(What this task involves)
Go through the entries one line at a time, and gather every line that has the word "ylabel".

Records from a data collection:
---

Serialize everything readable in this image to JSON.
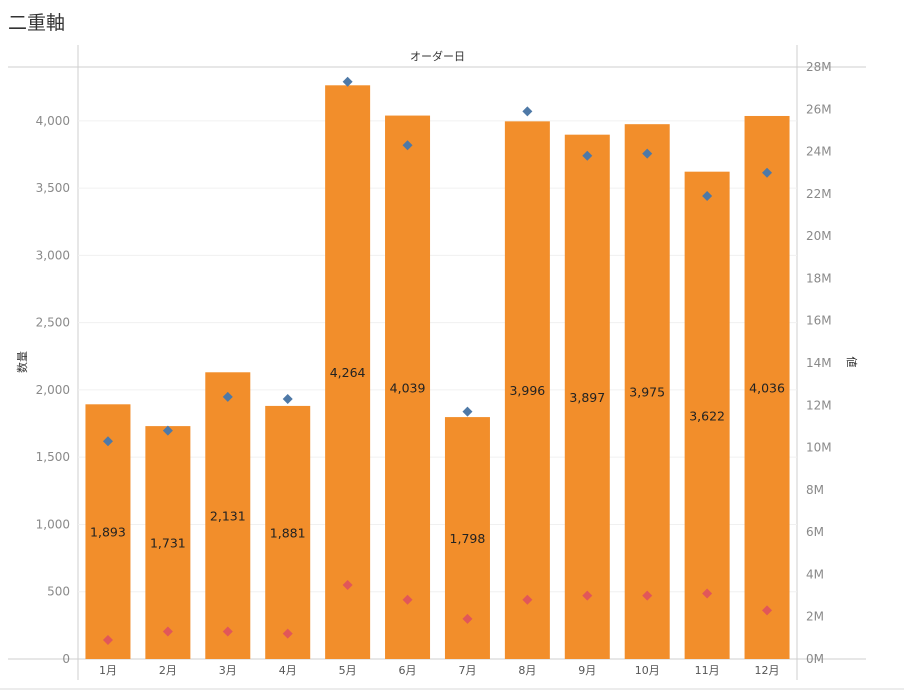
{
  "title": "二重軸",
  "chart_data": {
    "type": "bar",
    "title": "二重軸",
    "header_label": "オーダー日",
    "categories": [
      "1月",
      "2月",
      "3月",
      "4月",
      "5月",
      "6月",
      "7月",
      "8月",
      "9月",
      "10月",
      "11月",
      "12月"
    ],
    "left_axis": {
      "label": "数量",
      "range": [
        0,
        4400
      ],
      "ticks": [
        0,
        500,
        1000,
        1500,
        2000,
        2500,
        3000,
        3500,
        4000
      ],
      "tick_labels": [
        "0",
        "500",
        "1,000",
        "1,500",
        "2,000",
        "2,500",
        "3,000",
        "3,500",
        "4,000"
      ]
    },
    "right_axis": {
      "label": "値",
      "range": [
        0,
        28000000
      ],
      "ticks": [
        0,
        2000000,
        4000000,
        6000000,
        8000000,
        10000000,
        12000000,
        14000000,
        16000000,
        18000000,
        20000000,
        22000000,
        24000000,
        26000000,
        28000000
      ],
      "tick_labels": [
        "0M",
        "2M",
        "4M",
        "6M",
        "8M",
        "10M",
        "12M",
        "14M",
        "16M",
        "18M",
        "20M",
        "22M",
        "24M",
        "26M",
        "28M"
      ]
    },
    "series": [
      {
        "name": "数量",
        "type": "bar",
        "axis": "left",
        "color": "#f28e2b",
        "values": [
          1893,
          1731,
          2131,
          1881,
          4264,
          4039,
          1798,
          3996,
          3897,
          3975,
          3622,
          4036
        ],
        "labels": [
          "1,893",
          "1,731",
          "2,131",
          "1,881",
          "4,264",
          "4,039",
          "1,798",
          "3,996",
          "3,897",
          "3,975",
          "3,622",
          "4,036"
        ]
      },
      {
        "type": "scatter",
        "marker": "diamond",
        "axis": "right",
        "color": "#4e79a7",
        "values": [
          10300000,
          10800000,
          12400000,
          12300000,
          27300000,
          24300000,
          11700000,
          25900000,
          23800000,
          23900000,
          21900000,
          23000000
        ]
      },
      {
        "type": "scatter",
        "marker": "diamond",
        "axis": "right",
        "color": "#e15759",
        "values": [
          900000,
          1300000,
          1300000,
          1200000,
          3500000,
          2800000,
          1900000,
          2800000,
          3000000,
          3000000,
          3100000,
          2300000
        ]
      }
    ],
    "grid": true,
    "legend": "none"
  }
}
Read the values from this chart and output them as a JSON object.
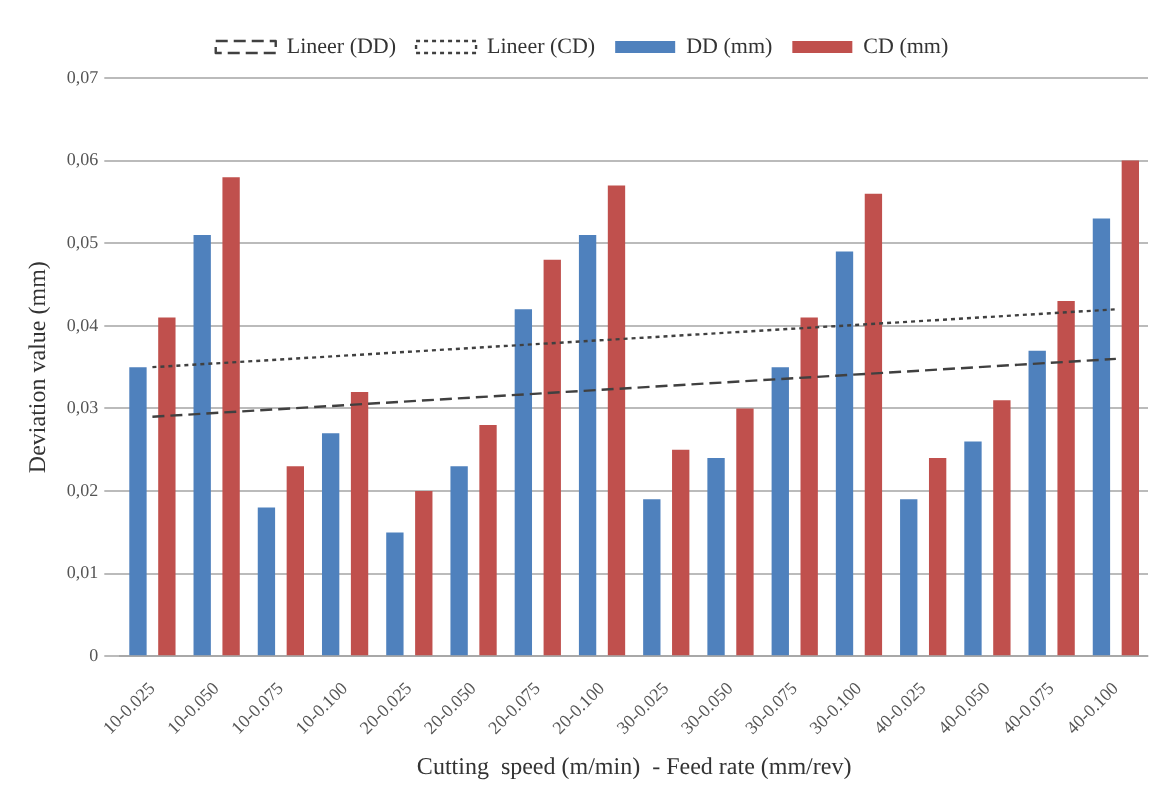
{
  "chart_data": {
    "type": "bar",
    "xlabel": "Cutting  speed (m/min)  - Feed rate (mm/rev)",
    "ylabel": "Deviation value (mm)",
    "categories": [
      "10-0.025",
      "10-0.050",
      "10-0.075",
      "10-0.100",
      "20-0.025",
      "20-0.050",
      "20-0.075",
      "20-0.100",
      "30-0.025",
      "30-0.050",
      "30-0.075",
      "30-0.100",
      "40-0.025",
      "40-0.050",
      "40-0.075",
      "40-0.100"
    ],
    "series": [
      {
        "name": "DD (mm)",
        "color": "#4f81bd",
        "values": [
          0.035,
          0.051,
          0.018,
          0.027,
          0.015,
          0.023,
          0.042,
          0.051,
          0.019,
          0.024,
          0.035,
          0.049,
          0.019,
          0.026,
          0.037,
          0.053
        ]
      },
      {
        "name": "CD (mm)",
        "color": "#c0504d",
        "values": [
          0.041,
          0.058,
          0.023,
          0.032,
          0.02,
          0.028,
          0.048,
          0.057,
          0.025,
          0.03,
          0.041,
          0.056,
          0.024,
          0.031,
          0.043,
          0.06
        ]
      },
      {
        "name": "Lineer (DD)",
        "type": "line",
        "color": "#404040",
        "line_style": "dashed",
        "x": [
          "10-0.025",
          "40-0.100"
        ],
        "values": [
          0.029,
          0.036
        ]
      },
      {
        "name": "Lineer (CD)",
        "type": "line",
        "color": "#404040",
        "line_style": "dotted",
        "x": [
          "10-0.025",
          "40-0.100"
        ],
        "values": [
          0.035,
          0.042
        ]
      }
    ],
    "ylim": [
      0,
      0.07
    ],
    "yticks": [
      {
        "value": 0,
        "label": "0"
      },
      {
        "value": 0.01,
        "label": "0,01"
      },
      {
        "value": 0.02,
        "label": "0,02"
      },
      {
        "value": 0.03,
        "label": "0,03"
      },
      {
        "value": 0.04,
        "label": "0,04"
      },
      {
        "value": 0.05,
        "label": "0,05"
      },
      {
        "value": 0.06,
        "label": "0,06"
      },
      {
        "value": 0.07,
        "label": "0,07"
      }
    ],
    "grid": "y",
    "legend": "top"
  }
}
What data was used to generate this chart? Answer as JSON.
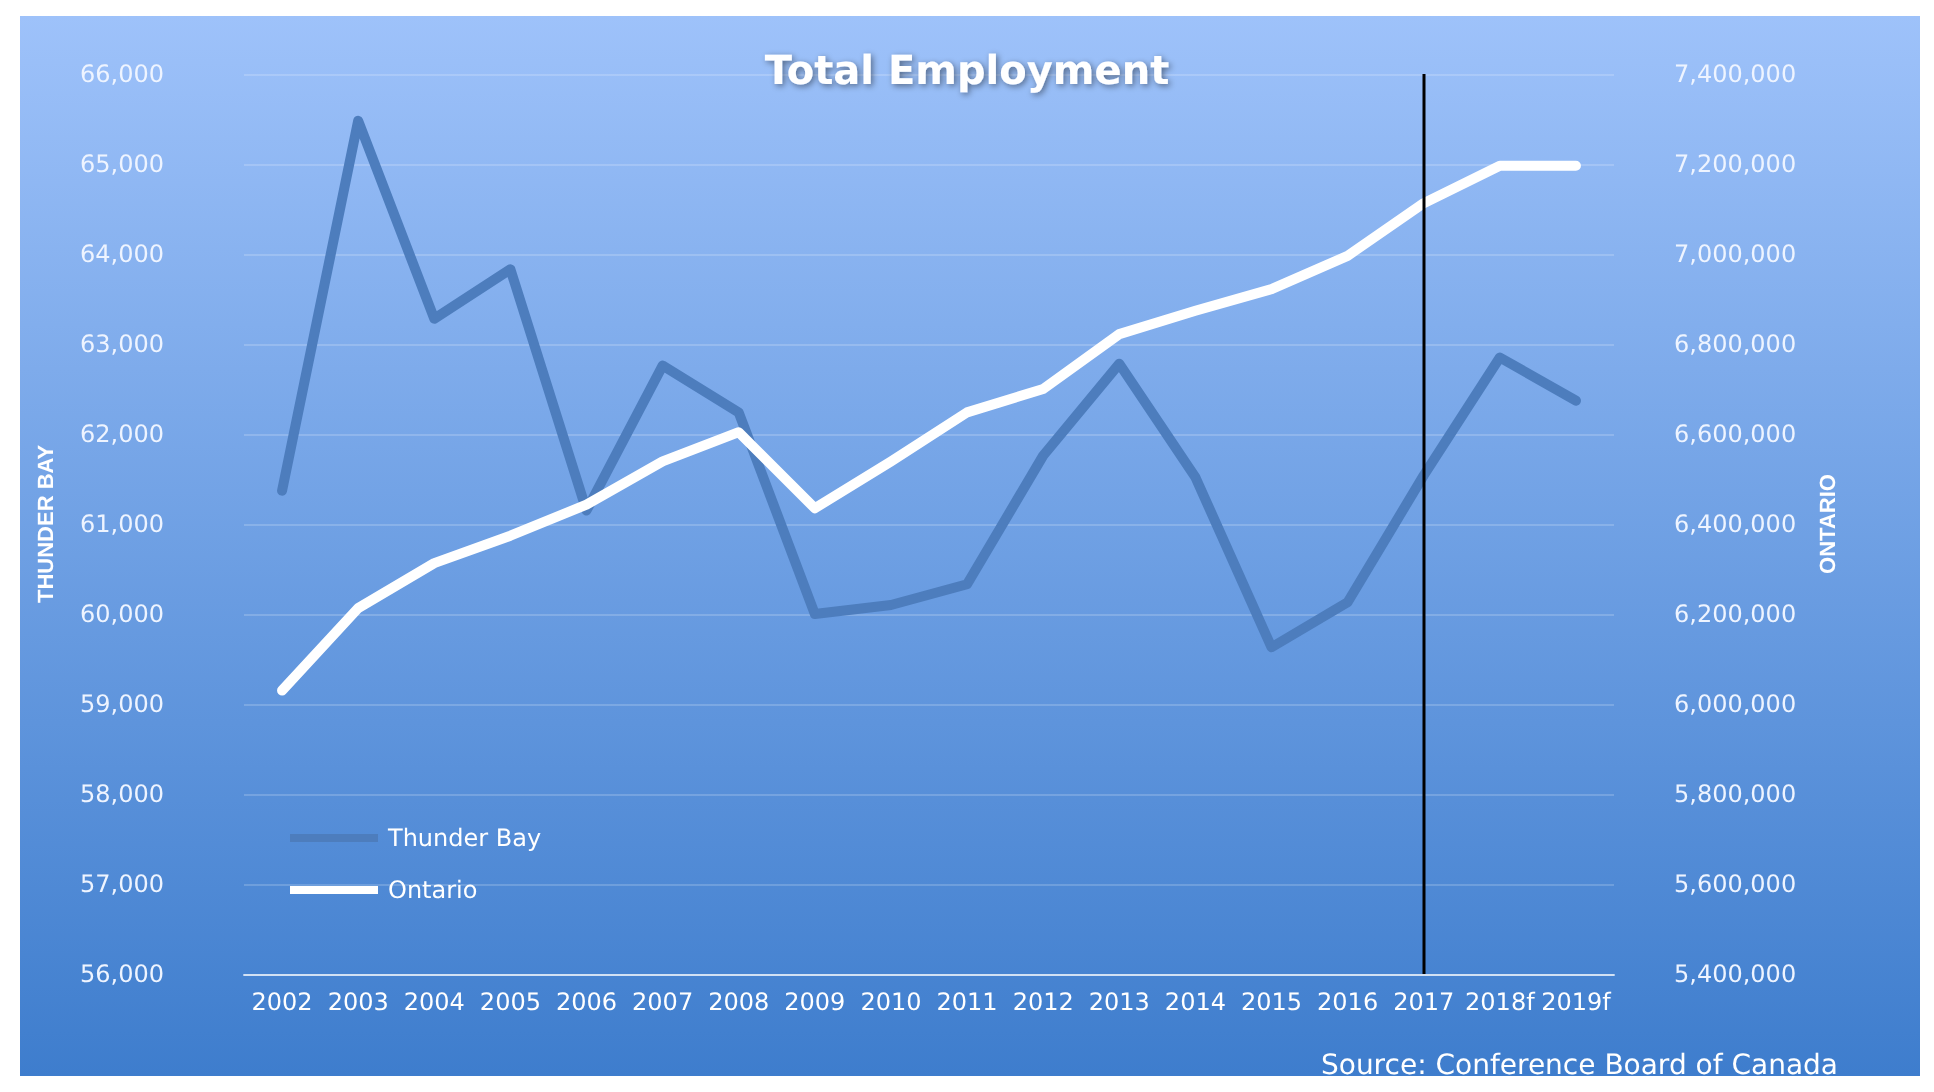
{
  "chart_data": {
    "type": "line",
    "title": "Total Employment",
    "ylabel": "THUNDER BAY",
    "y2label": "ONTARIO",
    "categories": [
      "2002",
      "2003",
      "2004",
      "2005",
      "2006",
      "2007",
      "2008",
      "2009",
      "2010",
      "2011",
      "2012",
      "2013",
      "2014",
      "2015",
      "2016",
      "2017",
      "2018f",
      "2019f"
    ],
    "series": [
      {
        "name": "Thunder Bay",
        "color": "#4d7dbd",
        "values": [
          61370,
          65480,
          63280,
          63830,
          61150,
          62760,
          62240,
          60000,
          60100,
          60330,
          61760,
          62780,
          61520,
          59630,
          60130,
          61540,
          62850,
          62370
        ]
      },
      {
        "name": "Ontario",
        "color": "#ffffff",
        "axis": "y2",
        "values": [
          6030000,
          6213000,
          6313000,
          6374000,
          6443000,
          6539000,
          6604000,
          6435000,
          6539000,
          6648000,
          6700000,
          6822000,
          6874000,
          6922000,
          6996000,
          7113000,
          7196000,
          7196000
        ]
      }
    ],
    "ylim": [
      56000,
      66000
    ],
    "yticks": [
      {
        "value": 56000,
        "label": "56,000"
      },
      {
        "value": 57000,
        "label": "57,000"
      },
      {
        "value": 58000,
        "label": "58,000"
      },
      {
        "value": 59000,
        "label": "59,000"
      },
      {
        "value": 60000,
        "label": "60,000"
      },
      {
        "value": 61000,
        "label": "61,000"
      },
      {
        "value": 62000,
        "label": "62,000"
      },
      {
        "value": 63000,
        "label": "63,000"
      },
      {
        "value": 64000,
        "label": "64,000"
      },
      {
        "value": 65000,
        "label": "65,000"
      },
      {
        "value": 66000,
        "label": "66,000"
      }
    ],
    "y2lim": [
      5400000,
      7400000
    ],
    "y2ticks": [
      {
        "value": 5400000,
        "label": "5,400,000"
      },
      {
        "value": 5600000,
        "label": "5,600,000"
      },
      {
        "value": 5800000,
        "label": "5,800,000"
      },
      {
        "value": 6000000,
        "label": "6,000,000"
      },
      {
        "value": 6200000,
        "label": "6,200,000"
      },
      {
        "value": 6400000,
        "label": "6,400,000"
      },
      {
        "value": 6600000,
        "label": "6,600,000"
      },
      {
        "value": 6800000,
        "label": "6,800,000"
      },
      {
        "value": 7000000,
        "label": "7,000,000"
      },
      {
        "value": 7200000,
        "label": "7,200,000"
      },
      {
        "value": 7400000,
        "label": "7,400,000"
      }
    ],
    "ref_lines": [
      {
        "axis": "x",
        "value": "2017",
        "color": "#000000"
      }
    ],
    "annotations": [
      "Source: Conference Board of Canada"
    ],
    "grid": "y",
    "legend": "bottom left",
    "marker": "none",
    "line_style": "solid"
  }
}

---

(Solved problem)
    "ylabel": "Deviation value (mm)",
    "ylabel": "THUNDER BAY",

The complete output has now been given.